DATA IN THIS EXERCISE
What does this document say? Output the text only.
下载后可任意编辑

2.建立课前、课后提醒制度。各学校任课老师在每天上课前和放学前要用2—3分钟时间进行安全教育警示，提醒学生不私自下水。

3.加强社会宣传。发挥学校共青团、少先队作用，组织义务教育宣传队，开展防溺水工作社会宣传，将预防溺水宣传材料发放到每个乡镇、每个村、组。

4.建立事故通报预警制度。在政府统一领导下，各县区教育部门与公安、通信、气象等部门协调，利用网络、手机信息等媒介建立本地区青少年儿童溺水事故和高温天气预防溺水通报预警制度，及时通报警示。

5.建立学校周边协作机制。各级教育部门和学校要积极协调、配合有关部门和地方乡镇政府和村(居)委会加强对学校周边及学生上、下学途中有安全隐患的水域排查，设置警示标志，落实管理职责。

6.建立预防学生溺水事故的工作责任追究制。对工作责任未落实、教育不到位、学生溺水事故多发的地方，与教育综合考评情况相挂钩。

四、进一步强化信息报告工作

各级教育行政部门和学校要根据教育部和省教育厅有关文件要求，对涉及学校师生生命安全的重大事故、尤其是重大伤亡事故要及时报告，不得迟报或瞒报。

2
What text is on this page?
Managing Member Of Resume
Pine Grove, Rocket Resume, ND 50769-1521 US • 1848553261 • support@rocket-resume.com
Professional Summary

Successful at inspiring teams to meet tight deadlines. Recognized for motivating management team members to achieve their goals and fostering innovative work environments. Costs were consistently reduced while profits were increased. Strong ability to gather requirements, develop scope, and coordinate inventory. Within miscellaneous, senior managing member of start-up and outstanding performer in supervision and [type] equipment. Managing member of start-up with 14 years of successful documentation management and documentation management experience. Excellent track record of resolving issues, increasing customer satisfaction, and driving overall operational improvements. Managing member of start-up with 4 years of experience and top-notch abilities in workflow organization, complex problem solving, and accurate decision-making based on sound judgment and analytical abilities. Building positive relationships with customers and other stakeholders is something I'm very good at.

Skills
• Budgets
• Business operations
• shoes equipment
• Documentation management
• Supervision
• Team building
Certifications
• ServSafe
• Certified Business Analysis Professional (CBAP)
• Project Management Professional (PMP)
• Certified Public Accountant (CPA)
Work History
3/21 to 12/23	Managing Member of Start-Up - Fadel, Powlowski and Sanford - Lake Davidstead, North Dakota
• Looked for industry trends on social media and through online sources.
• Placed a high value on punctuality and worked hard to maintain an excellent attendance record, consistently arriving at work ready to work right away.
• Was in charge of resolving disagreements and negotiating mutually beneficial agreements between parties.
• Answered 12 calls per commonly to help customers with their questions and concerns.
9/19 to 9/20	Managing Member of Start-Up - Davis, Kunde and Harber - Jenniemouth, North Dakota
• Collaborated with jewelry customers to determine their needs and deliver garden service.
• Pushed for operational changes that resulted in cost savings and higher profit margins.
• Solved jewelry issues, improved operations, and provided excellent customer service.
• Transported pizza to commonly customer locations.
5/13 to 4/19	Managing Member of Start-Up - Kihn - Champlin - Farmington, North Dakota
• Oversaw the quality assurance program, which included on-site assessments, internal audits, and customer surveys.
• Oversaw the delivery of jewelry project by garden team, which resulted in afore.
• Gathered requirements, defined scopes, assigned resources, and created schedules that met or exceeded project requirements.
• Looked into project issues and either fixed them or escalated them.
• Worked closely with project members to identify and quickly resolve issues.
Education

WRITTEN EXERCISE
Could you transcribe the records in full, exactly?

OUTPUT OF THE TASK
What does this document say? Output the text only.
下载后可任意编辑

2.建立课前、课后提醒制度。各学校任课老师在每天上课前和放学前要用2—3分钟时间进行安全教育警示，提醒学生不私自下水。

3.加强社会宣传。发挥学校共青团、少先队作用，组织义务教育宣传队，开展防溺水工作社会宣传，将预防溺水宣传材料发放到每个乡镇、每个村、组。

4.建立事故通报预警制度。在政府统一领导下，各县区教育部门与公安、通信、气象等部门协调，利用网络、手机信息等媒介建立本地区青少年儿童溺水事故和高温天气预防溺水通报预警制度，及时通报警示。

5.建立学校周边协作机制。各级教育部门和学校要积极协调、配合有关部门和地方乡镇政府和村(居)委会加强对学校周边及学生上、下学途中有安全隐患的水域排查，设置警示标志，落实管理职责。

6.建立预防学生溺水事故的工作责任追究制。对工作责任未落实、教育不到位、学生溺水事故多发的地方，与教育综合考评情况相挂钩。

四、进一步强化信息报告工作

各级教育行政部门和学校要根据教育部和省教育厅有关文件要求，对涉及学校师生生命安全的重大事故、尤其是重大伤亡事故要及时报告，不得迟报或瞒报。

2
What text is on this page?
Managing Member Of Resume
Pine Grove, Rocket Resume, ND 50769-1521 US • 1848553261 • support@rocket-resume.com
Professional Summary

Successful at inspiring teams to meet tight deadlines. Recognized for motivating management team members to achieve their goals and fostering innovative work environments. Costs were consistently reduced while profits were increased. Strong ability to gather requirements, develop scope, and coordinate inventory. Within miscellaneous, senior managing member of start-up and outstanding performer in supervision and [type] equipment. Managing member of start-up with 14 years of successful documentation management and documentation management experience. Excellent track record of resolving issues, increasing customer satisfaction, and driving overall operational improvements. Managing member of start-up with 4 years of experience and top-notch abilities in workflow organization, complex problem solving, and accurate decision-making based on sound judgment and analytical abilities. Building positive relationships with customers and other stakeholders is something I'm very good at.

Skills
• Budgets
• Business operations
• shoes equipment
• Documentation management
• Supervision
• Team building
Certifications
• ServSafe
• Certified Business Analysis Professional (CBAP)
• Project Management Professional (PMP)
• Certified Public Accountant (CPA)
Work History
3/21 to 12/23	Managing Member of Start-Up - Fadel, Powlowski and Sanford - Lake Davidstead, North Dakota
• Looked for industry trends on social media and through online sources.
• Placed a high value on punctuality and worked hard to maintain an excellent attendance record, consistently arriving at work ready to work right away.
• Was in charge of resolving disagreements and negotiating mutually beneficial agreements between parties.
• Answered 12 calls per commonly to help customers with their questions and concerns.
9/19 to 9/20	Managing Member of Start-Up - Davis, Kunde and Harber - Jenniemouth, North Dakota
• Collaborated with jewelry customers to determine their needs and deliver garden service.
• Pushed for operational changes that resulted in cost savings and higher profit margins.
• Solved jewelry issues, improved operations, and provided excellent customer service.
• Transported pizza to commonly customer locations.
5/13 to 4/19	Managing Member of Start-Up - Kihn - Champlin - Farmington, North Dakota
• Oversaw the quality assurance program, which included on-site assessments, internal audits, and customer surveys.
• Oversaw the delivery of jewelry project by garden team, which resulted in afore.
• Gathered requirements, defined scopes, assigned resources, and created schedules that met or exceeded project requirements.
• Looked into project issues and either fixed them or escalated them.
• Worked closely with project members to identify and quickly resolve issues.
Education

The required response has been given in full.